• **Exercise brief**:
Write out every entry exactly as it appears.

——

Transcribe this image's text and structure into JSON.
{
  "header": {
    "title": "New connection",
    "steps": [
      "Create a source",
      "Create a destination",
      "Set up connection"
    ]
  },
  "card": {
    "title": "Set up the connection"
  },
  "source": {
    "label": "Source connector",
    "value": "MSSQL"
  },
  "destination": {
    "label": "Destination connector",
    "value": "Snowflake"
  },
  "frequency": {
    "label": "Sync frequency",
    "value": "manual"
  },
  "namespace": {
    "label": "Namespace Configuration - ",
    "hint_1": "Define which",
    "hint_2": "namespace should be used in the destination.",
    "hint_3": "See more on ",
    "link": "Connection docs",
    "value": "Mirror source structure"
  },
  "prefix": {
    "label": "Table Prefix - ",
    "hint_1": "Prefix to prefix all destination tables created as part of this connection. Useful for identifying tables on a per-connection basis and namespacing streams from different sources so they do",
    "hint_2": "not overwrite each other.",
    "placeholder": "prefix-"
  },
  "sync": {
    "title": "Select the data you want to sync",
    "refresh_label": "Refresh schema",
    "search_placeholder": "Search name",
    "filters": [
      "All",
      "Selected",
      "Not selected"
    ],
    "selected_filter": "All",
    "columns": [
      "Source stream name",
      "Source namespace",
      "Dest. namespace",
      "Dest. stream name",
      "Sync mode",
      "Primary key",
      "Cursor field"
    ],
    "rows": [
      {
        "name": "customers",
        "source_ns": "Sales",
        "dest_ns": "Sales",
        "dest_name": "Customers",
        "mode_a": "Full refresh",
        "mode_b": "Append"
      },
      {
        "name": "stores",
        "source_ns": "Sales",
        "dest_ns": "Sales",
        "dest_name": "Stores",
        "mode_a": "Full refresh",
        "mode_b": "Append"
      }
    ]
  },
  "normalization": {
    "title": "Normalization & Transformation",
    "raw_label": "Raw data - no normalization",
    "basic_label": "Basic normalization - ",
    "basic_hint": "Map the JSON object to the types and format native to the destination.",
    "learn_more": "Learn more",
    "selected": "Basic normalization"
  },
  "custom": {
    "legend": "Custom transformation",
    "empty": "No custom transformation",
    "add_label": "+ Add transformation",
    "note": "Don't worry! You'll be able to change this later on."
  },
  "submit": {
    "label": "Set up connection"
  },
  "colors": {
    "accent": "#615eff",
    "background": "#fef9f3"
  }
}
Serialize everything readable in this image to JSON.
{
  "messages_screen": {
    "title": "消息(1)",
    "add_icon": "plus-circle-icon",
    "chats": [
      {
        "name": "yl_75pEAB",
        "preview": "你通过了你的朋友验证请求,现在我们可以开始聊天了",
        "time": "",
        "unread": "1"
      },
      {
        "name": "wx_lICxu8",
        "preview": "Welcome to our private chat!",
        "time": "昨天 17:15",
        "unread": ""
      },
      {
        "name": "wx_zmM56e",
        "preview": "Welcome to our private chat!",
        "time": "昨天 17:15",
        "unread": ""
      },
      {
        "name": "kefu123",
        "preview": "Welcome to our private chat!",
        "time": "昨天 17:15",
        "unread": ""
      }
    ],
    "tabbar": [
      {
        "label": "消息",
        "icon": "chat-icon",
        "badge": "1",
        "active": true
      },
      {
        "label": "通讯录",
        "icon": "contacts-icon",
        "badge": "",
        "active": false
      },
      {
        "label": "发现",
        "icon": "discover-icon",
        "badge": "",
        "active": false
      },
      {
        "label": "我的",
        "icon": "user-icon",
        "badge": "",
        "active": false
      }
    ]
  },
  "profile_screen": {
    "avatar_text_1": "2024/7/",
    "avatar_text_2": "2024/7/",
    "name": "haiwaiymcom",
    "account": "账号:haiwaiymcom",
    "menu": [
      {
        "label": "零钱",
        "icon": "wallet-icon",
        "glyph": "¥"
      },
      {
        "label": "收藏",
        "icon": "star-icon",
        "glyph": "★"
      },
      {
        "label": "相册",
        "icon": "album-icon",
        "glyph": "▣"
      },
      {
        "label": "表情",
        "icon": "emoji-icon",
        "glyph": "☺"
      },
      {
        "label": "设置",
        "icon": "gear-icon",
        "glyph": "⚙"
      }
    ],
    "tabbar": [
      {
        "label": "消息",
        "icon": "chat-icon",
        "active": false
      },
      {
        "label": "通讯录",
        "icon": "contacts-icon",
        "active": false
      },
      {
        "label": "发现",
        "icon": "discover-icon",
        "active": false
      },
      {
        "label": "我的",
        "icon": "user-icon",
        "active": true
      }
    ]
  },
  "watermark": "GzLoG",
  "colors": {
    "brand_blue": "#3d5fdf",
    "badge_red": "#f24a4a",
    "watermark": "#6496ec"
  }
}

——

• **Result of this task**:
Transcribe this image's text and structure into JSON.
{
  "header": {
    "title": "New connection",
    "steps": [
      "Create a source",
      "Create a destination",
      "Set up connection"
    ]
  },
  "card": {
    "title": "Set up the connection"
  },
  "source": {
    "label": "Source connector",
    "value": "MSSQL"
  },
  "destination": {
    "label": "Destination connector",
    "value": "Snowflake"
  },
  "frequency": {
    "label": "Sync frequency",
    "value": "manual"
  },
  "namespace": {
    "label": "Namespace Configuration - ",
    "hint_1": "Define which",
    "hint_2": "namespace should be used in the destination.",
    "hint_3": "See more on ",
    "link": "Connection docs",
    "value": "Mirror source structure"
  },
  "prefix": {
    "label": "Table Prefix - ",
    "hint_1": "Prefix to prefix all destination tables created as part of this connection. Useful for identifying tables on a per-connection basis and namespacing streams from different sources so they do",
    "hint_2": "not overwrite each other.",
    "placeholder": "prefix-"
  },
  "sync": {
    "title": "Select the data you want to sync",
    "refresh_label": "Refresh schema",
    "search_placeholder": "Search name",
    "filters": [
      "All",
      "Selected",
      "Not selected"
    ],
    "selected_filter": "All",
    "columns": [
      "Source stream name",
      "Source namespace",
      "Dest. namespace",
      "Dest. stream name",
      "Sync mode",
      "Primary key",
      "Cursor field"
    ],
    "rows": [
      {
        "name": "customers",
        "source_ns": "Sales",
        "dest_ns": "Sales",
        "dest_name": "Customers",
        "mode_a": "Full refresh",
        "mode_b": "Append"
      },
      {
        "name": "stores",
        "source_ns": "Sales",
        "dest_ns": "Sales",
        "dest_name": "Stores",
        "mode_a": "Full refresh",
        "mode_b": "Append"
      }
    ]
  },
  "normalization": {
    "title": "Normalization & Transformation",
    "raw_label": "Raw data - no normalization",
    "basic_label": "Basic normalization - ",
    "basic_hint": "Map the JSON object to the types and format native to the destination.",
    "learn_more": "Learn more",
    "selected": "Basic normalization"
  },
  "custom": {
    "legend": "Custom transformation",
    "empty": "No custom transformation",
    "add_label": "+ Add transformation",
    "note": "Don't worry! You'll be able to change this later on."
  },
  "submit": {
    "label": "Set up connection"
  },
  "colors": {
    "accent": "#615eff",
    "background": "#fef9f3"
  }
}
Serialize everything readable in this image to JSON.
{
  "messages_screen": {
    "title": "消息(1)",
    "add_icon": "plus-circle-icon",
    "chats": [
      {
        "name": "yl_75pEAB",
        "preview": "你通过了你的朋友验证请求,现在我们可以开始聊天了",
        "time": "",
        "unread": "1"
      },
      {
        "name": "wx_lICxu8",
        "preview": "Welcome to our private chat!",
        "time": "昨天 17:15",
        "unread": ""
      },
      {
        "name": "wx_zmM56e",
        "preview": "Welcome to our private chat!",
        "time": "昨天 17:15",
        "unread": ""
      },
      {
        "name": "kefu123",
        "preview": "Welcome to our private chat!",
        "time": "昨天 17:15",
        "unread": ""
      }
    ],
    "tabbar": [
      {
        "label": "消息",
        "icon": "chat-icon",
        "badge": "1",
        "active": true
      },
      {
        "label": "通讯录",
        "icon": "contacts-icon",
        "badge": "",
        "active": false
      },
      {
        "label": "发现",
        "icon": "discover-icon",
        "badge": "",
        "active": false
      },
      {
        "label": "我的",
        "icon": "user-icon",
        "badge": "",
        "active": false
      }
    ]
  },
  "profile_screen": {
    "avatar_text_1": "2024/7/",
    "avatar_text_2": "2024/7/",
    "name": "haiwaiymcom",
    "account": "账号:haiwaiymcom",
    "menu": [
      {
        "label": "零钱",
        "icon": "wallet-icon",
        "glyph": "¥"
      },
      {
        "label": "收藏",
        "icon": "star-icon",
        "glyph": "★"
      },
      {
        "label": "相册",
        "icon": "album-icon",
        "glyph": "▣"
      },
      {
        "label": "表情",
        "icon": "emoji-icon",
        "glyph": "☺"
      },
      {
        "label": "设置",
        "icon": "gear-icon",
        "glyph": "⚙"
      }
    ],
    "tabbar": [
      {
        "label": "消息",
        "icon": "chat-icon",
        "active": false
      },
      {
        "label": "通讯录",
        "icon": "contacts-icon",
        "active": false
      },
      {
        "label": "发现",
        "icon": "discover-icon",
        "active": false
      },
      {
        "label": "我的",
        "icon": "user-icon",
        "active": true
      }
    ]
  },
  "watermark": "GzLoG",
  "colors": {
    "brand_blue": "#3d5fdf",
    "badge_red": "#f24a4a",
    "watermark": "#6496ec"
  }
}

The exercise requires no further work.